La nébuleuse se cristallise

Un immeuble dans le quartier de Manial au Caire. Un gardien que beaucoup prennent pour un agent des services secrets. Sans même lui poser la question, il se précipite de dire : « au deuxième étage ». Aucune enseigne, juste un petit autocollant sur la porte avec leur nom. Discret mais visible. A l’entrée, il faut ôter ses chaussures. On est au siège des Frères musulmans. Voilà dix ans qu’ils sont là. Un siège officiel et déclaré d’une confrérie que tout le monde qualifie d’interdite. Preuve en est qu’en 1995 et sur verdict de la cour militaire leur bureau de Tewfiqiya, au centre-ville, qui était aussi celui de leur magazine Al-Daawa est fermé ; il transite à Agouza avant qu’un de leurs dirigeants, Hassan Al-Gamal, offre au guide de l’époque Hamed Aboul-Nasr cet appartement qui leur servira de bureau après sa mort. Une perpétuelle lutte pour obtenir une reconnaissance officielle, un combat qui peut être la date de la création même de la confrérie par Hassan Al-Banna en 1927. Depuis, rien n’a changé, sur le fond, dans cette affaire.

■ Jeu de données ■
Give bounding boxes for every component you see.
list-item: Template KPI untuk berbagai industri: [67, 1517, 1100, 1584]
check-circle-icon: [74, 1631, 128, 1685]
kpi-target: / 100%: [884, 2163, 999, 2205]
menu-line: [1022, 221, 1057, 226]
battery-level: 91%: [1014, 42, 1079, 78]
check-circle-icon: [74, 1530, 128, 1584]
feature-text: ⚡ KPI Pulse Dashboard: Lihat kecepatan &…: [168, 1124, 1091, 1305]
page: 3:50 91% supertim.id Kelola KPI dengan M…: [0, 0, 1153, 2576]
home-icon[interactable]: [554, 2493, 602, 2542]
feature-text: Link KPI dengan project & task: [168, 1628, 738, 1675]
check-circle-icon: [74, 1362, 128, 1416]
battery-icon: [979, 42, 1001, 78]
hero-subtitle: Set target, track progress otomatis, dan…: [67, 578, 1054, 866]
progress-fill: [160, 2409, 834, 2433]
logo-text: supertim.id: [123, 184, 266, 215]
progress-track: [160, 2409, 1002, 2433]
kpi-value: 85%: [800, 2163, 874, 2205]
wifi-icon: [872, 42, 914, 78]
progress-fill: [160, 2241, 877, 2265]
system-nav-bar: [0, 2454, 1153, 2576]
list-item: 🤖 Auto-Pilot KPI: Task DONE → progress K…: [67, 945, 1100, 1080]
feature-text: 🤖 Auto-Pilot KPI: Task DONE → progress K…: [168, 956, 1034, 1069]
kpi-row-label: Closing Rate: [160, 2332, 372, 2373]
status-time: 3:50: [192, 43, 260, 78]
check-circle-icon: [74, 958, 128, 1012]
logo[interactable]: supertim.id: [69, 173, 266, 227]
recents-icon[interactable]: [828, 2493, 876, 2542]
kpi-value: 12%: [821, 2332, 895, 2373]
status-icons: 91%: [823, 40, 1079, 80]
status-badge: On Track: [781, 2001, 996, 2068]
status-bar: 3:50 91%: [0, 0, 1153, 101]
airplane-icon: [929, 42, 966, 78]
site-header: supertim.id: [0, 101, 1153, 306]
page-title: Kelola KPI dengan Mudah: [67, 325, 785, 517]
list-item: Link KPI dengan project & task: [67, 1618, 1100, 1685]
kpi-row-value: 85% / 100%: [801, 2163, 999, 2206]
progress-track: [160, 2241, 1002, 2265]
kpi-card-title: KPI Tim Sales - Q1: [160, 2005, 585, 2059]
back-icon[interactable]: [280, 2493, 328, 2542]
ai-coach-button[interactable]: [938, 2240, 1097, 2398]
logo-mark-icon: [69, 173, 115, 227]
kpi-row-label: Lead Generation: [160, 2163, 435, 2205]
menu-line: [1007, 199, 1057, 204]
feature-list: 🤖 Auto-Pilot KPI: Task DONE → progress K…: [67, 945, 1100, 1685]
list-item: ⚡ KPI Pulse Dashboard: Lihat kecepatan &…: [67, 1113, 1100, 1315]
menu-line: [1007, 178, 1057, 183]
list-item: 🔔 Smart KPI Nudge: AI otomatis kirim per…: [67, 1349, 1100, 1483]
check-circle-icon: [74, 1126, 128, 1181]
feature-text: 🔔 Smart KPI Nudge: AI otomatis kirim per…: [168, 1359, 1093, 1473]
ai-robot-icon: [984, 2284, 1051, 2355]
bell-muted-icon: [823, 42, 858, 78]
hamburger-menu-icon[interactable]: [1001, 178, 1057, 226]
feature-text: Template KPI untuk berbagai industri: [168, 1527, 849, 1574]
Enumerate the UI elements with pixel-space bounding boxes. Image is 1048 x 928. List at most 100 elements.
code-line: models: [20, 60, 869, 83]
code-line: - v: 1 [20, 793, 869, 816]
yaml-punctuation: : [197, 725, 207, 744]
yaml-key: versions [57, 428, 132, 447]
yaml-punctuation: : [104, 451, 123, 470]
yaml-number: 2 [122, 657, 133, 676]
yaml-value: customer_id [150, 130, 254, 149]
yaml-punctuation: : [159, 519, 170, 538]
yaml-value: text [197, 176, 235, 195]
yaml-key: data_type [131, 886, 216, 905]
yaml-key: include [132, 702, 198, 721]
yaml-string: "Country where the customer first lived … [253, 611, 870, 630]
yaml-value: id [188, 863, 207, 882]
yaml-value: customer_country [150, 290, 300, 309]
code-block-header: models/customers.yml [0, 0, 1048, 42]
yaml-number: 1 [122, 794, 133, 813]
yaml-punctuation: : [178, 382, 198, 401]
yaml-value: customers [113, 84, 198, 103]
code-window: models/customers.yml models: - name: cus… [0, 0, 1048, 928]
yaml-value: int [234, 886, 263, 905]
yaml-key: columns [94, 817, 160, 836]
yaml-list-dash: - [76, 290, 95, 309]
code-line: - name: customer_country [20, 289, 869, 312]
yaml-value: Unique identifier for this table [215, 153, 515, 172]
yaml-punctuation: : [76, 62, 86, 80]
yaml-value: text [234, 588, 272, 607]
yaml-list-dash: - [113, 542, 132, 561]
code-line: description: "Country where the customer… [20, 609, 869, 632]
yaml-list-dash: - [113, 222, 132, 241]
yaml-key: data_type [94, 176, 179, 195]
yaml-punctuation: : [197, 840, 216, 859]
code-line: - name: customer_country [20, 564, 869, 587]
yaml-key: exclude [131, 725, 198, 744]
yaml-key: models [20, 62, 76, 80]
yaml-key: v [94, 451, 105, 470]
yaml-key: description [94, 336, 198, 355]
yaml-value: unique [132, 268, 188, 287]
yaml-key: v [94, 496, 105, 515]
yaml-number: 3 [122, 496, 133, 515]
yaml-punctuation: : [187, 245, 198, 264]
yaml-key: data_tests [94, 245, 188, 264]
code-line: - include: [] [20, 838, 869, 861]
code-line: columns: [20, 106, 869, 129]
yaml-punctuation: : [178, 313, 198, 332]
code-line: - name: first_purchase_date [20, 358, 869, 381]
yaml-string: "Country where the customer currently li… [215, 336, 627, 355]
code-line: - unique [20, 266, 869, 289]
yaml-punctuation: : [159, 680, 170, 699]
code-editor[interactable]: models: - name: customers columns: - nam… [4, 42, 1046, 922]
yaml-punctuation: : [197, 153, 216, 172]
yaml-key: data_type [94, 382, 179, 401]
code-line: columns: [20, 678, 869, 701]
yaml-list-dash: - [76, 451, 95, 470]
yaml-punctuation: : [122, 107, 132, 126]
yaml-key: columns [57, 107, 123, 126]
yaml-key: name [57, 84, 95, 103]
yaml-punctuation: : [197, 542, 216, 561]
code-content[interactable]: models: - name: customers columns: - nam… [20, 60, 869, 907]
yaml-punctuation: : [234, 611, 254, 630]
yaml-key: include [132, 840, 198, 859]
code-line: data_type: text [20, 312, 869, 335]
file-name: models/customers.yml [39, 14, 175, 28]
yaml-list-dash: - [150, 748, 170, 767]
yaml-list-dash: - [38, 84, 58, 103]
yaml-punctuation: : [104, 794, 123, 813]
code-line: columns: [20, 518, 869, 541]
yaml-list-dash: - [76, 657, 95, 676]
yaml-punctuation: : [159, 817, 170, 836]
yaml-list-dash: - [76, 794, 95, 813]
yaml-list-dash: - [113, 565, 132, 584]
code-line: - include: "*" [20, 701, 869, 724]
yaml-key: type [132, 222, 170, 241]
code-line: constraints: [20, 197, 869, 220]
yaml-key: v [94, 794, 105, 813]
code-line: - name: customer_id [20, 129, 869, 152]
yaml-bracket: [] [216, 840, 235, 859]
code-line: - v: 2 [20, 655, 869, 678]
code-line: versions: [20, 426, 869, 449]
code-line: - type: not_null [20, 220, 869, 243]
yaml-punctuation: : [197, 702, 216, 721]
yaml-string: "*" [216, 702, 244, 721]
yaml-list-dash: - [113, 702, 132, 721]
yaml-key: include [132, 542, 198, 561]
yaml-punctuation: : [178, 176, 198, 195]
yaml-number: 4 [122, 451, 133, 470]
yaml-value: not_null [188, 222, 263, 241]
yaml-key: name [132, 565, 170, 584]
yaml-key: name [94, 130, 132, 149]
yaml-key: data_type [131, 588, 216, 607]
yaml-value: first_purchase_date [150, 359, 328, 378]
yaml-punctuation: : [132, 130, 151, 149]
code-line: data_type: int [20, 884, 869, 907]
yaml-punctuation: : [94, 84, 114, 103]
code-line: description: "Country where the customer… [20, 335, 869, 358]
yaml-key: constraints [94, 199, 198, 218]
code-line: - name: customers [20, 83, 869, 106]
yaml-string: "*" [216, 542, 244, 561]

■ Consignes ■
1. Relevez toutes les personnes désignées par leur nom dans l'extrait sur le siège des Frères musulmans.
2. Poursuivez l'extrait sur le siège des Frères musulmans au Caire, à la suite de sa dernière phrase.

■ Corrigé par consigne ■
1. Hassan Al-Gamal, Hamed Aboul-Nasr, Hassan Al-Banna

2.
Mais les Frères musulmans ne sont plus ceux qu’on a connus hier. La confrérie vit désormais une nouvelle expérience liée aux législatives. Un record avec le nombre de sièges obtenus au Parlement … Un résultat qu’ils n’auraient pas imaginé dans leurs plus beaux rêves et auquel, dans ses pires cauchemars, le régime ne s’attendait pas. Déjà, au Parlement sortant, le mouvement alignait 16 députés, sous étiquette indépendante, et s’imposait comme le plus important groupe après le Parti National Démocrate (PND, au pouvoir). Pour les uns, il s’agit d’une tractation avec le pouvoir. Un marché « peut-être avec certains membres du PND », estime Réfaat Al-Saïd, président du parti Al-Tagammoue (Rassemblement, de gauche). Ainsi, le parti du président Moubarak accordera aux Frères musulmans une plus grande marge de manœuvres. En contrepartie, ces derniers libéreront quelques circonscriptions en faveur du PND. Théorie classique, dit-on, mais démentie par les deux camps. Al-Saïd, ennemi farouche des Frères, et qui a publié une dizaine de livres sur leur organisation, estime qu’il s’agit d’un groupe « assez riche et qui a donc dépensé des millions de livres lors du scrutin, tout comme le PND et les indépendants et, en plus, a eu recours à la violence ». Argent ou slogan religieux « l’islam est la solution », telle serait la recette du succès ? Mais ce même slogan était adopté par les Frères lors des précédentes législatives. C’est donc le titre Frères musulmans en bonne et due forme qui manquait. Les opposants des Frères font toutes sortes de conjectures sur les raisons de leurs succès, mais très peu d’entre eux osent affronter la réalité en face.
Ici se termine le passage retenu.